* _AUFGABEN_:
1. Welche zwei Bedingungen muss das Thema des Rates laut dem Text über den Bürger:innenrat mit Kindern erfüllen?
2. Setze bitte den Text über den Bürger:innenrat mit Kindern nach seinem letzten Satz fort.

**** VORLIEGENDER TEXT ****

Die Broschüre ist Projektbericht und Methodenkoffer in einem und richtet sich an Bürgermeister:innen, Mitarbeitende der Verwaltung, Entscheidungsträger:innen in kommunalen Gremien, Fachkräfte aus Horten und Schulen, Engagierte aus Vereinen und all jene, die in ihren Kommunen einen Bürger:innenrat mit Kindern organisieren möchten.
Aus dem Modellprojekt kristallisierten sich zentrale Erfolgsfaktoren heraus:
- Klarer politischer Rückhalt ist entscheidend: Wenn Bürgermeister:innen, kommunale Gremien und Verwaltung von Anfang an eingebunden sind und sich zur ernsthaften Prüfung der Kinderempfehlungen verpflichten, entfaltet das Format seine volle Wirkung.
- Das Thema des Rates muss doppelt passen: kommunal relevant sein und gleichzeitig für Kinder greifbar.

**** UNTERSUCHTE DATEN ****

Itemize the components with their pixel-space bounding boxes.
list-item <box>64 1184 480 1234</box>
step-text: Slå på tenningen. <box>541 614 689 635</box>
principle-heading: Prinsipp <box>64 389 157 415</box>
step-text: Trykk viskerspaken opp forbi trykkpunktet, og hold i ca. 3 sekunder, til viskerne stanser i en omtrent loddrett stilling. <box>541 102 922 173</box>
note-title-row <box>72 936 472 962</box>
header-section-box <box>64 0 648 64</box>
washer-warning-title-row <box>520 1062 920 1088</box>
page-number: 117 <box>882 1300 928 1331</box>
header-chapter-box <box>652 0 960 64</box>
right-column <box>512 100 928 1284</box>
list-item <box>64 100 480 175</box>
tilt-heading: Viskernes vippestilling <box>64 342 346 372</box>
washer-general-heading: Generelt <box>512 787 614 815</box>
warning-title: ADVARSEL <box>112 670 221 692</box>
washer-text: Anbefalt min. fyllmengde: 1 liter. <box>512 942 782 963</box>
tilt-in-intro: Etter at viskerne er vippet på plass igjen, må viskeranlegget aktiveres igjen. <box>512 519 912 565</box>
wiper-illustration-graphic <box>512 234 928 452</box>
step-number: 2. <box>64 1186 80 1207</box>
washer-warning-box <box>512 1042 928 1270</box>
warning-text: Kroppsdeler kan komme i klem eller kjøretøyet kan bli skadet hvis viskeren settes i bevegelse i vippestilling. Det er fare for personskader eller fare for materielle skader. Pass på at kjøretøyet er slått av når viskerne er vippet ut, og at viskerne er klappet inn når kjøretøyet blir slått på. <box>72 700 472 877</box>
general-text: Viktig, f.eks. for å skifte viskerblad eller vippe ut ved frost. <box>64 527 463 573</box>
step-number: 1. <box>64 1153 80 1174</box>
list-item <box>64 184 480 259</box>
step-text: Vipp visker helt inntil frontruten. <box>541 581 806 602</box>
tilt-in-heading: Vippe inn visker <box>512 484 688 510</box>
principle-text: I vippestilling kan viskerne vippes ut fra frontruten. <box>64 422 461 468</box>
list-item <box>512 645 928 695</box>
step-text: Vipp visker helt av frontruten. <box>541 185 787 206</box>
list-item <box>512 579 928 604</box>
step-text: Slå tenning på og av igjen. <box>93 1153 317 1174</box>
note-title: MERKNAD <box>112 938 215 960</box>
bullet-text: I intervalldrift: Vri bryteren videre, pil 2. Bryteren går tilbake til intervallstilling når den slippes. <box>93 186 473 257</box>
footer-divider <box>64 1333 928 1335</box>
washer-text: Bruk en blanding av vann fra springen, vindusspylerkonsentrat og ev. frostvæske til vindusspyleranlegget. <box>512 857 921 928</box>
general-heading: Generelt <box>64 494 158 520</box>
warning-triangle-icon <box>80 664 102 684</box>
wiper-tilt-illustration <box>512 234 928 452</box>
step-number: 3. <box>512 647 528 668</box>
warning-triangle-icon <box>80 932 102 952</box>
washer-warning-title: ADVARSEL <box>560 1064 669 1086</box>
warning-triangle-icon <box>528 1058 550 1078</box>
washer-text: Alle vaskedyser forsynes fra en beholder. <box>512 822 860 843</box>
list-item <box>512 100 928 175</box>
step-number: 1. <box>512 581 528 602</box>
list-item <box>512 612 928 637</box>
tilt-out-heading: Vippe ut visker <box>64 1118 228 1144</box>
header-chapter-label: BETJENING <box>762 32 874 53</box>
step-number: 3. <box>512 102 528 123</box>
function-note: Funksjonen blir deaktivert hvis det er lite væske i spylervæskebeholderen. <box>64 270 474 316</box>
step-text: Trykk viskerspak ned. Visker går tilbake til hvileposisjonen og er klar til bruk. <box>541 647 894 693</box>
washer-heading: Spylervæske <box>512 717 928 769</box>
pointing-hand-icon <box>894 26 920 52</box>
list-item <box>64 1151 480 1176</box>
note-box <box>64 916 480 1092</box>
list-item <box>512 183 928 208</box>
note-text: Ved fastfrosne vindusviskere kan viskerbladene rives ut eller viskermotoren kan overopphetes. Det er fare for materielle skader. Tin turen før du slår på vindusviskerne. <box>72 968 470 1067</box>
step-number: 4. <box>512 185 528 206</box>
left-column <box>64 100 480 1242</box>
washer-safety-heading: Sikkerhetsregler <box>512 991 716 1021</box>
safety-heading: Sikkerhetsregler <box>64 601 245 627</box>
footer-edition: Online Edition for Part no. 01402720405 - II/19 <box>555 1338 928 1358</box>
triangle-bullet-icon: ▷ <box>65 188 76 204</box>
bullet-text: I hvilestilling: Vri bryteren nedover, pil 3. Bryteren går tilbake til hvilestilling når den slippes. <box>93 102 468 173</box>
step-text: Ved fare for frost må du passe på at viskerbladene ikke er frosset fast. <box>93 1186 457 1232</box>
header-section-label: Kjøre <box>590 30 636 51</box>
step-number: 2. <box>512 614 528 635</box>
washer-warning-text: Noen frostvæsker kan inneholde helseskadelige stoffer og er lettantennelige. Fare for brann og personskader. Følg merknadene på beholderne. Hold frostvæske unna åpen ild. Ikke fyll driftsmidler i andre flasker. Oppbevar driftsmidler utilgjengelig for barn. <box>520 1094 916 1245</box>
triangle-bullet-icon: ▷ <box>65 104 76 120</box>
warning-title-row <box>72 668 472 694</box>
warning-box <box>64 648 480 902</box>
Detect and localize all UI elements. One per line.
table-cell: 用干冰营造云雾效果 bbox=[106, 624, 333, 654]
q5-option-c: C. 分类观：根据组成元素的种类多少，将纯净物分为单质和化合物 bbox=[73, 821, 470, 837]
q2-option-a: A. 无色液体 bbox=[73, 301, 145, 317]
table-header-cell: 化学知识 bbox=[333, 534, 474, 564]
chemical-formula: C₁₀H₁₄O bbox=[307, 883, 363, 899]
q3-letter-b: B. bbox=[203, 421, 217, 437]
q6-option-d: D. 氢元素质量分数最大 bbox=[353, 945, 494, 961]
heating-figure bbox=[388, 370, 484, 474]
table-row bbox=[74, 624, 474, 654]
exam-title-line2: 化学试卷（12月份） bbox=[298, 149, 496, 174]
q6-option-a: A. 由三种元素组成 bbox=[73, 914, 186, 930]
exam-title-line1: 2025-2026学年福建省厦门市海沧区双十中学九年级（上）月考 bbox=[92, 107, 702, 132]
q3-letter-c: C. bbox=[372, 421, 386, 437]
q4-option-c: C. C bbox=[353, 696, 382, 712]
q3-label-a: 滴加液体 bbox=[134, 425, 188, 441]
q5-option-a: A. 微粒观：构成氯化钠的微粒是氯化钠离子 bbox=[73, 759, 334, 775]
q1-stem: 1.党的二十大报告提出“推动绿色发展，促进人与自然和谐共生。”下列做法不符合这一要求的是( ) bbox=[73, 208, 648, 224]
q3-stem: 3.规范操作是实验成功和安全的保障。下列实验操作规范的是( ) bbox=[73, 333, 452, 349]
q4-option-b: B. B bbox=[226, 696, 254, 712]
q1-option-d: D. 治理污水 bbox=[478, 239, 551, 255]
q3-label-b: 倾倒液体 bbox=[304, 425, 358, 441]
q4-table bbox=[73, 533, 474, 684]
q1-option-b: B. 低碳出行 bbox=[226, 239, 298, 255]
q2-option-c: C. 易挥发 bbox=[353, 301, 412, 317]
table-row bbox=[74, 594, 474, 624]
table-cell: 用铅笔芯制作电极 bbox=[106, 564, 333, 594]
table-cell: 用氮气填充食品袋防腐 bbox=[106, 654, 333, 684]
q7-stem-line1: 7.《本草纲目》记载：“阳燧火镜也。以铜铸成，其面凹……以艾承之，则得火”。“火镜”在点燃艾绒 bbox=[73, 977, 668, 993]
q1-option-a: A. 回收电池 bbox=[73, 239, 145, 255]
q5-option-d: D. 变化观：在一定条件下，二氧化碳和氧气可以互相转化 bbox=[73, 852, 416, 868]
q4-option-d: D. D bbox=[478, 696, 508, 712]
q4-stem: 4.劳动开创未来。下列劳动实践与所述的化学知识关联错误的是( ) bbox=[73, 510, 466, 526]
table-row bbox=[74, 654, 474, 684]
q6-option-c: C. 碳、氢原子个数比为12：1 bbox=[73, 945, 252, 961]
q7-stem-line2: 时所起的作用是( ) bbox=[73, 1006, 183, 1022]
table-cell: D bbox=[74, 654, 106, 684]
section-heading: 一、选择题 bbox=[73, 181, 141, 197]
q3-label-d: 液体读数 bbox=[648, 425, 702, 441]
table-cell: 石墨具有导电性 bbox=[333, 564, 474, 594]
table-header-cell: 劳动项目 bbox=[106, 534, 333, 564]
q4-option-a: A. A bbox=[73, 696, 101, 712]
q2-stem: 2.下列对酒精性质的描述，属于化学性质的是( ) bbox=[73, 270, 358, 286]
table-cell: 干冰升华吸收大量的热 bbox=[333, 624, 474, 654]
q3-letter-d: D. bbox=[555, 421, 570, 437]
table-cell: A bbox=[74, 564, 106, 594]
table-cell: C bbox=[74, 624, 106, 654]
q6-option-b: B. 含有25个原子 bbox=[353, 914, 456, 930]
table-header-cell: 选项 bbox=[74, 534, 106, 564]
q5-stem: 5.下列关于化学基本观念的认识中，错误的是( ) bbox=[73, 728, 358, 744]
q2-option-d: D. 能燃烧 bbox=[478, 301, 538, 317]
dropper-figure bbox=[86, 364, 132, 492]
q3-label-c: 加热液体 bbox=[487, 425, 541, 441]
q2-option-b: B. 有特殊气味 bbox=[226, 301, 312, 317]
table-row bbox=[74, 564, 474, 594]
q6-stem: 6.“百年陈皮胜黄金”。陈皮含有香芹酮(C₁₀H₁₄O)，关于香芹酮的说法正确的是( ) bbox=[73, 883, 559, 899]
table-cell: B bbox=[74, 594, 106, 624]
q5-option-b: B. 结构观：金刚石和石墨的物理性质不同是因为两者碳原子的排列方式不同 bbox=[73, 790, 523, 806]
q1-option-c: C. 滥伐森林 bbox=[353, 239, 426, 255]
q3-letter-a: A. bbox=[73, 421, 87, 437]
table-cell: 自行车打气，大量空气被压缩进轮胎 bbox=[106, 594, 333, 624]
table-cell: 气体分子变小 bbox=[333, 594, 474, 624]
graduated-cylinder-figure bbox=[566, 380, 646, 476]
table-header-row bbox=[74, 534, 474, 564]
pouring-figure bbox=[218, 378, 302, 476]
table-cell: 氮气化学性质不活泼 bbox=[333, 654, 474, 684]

****

* _LÖSUNGEN_:
1. Es muss kommunal relevant und zugleich für Kinder greifbar sein.

2.
- Die Methode macht den Unterschied: »Das, was wir hier machen, dass es harte Arbeit ist, aber trotzdem sehr viel Spaß macht«, berichtet ein Kind aus dem Bürger:innenrat mit Kindern in Moritzburg. Die Arbeit im Rat muss spielerisch und kreativ angelegt sein, zum Beispiel in Form einer Zeitreise, durch Bewegungspausen, Bastel- und Zeichenphasen, damit die Kinder mit Freude dabeibleiben.
- Vielfalt durch Los: Das Losverfahren erreicht auch Kinder, die sonst kaum an politischen Prozessen teilnehmen. So entsteht eine sozial und demografisch vielfältige Gruppe, die die lokale junge Bevölkerung realistisch widerspiegelt.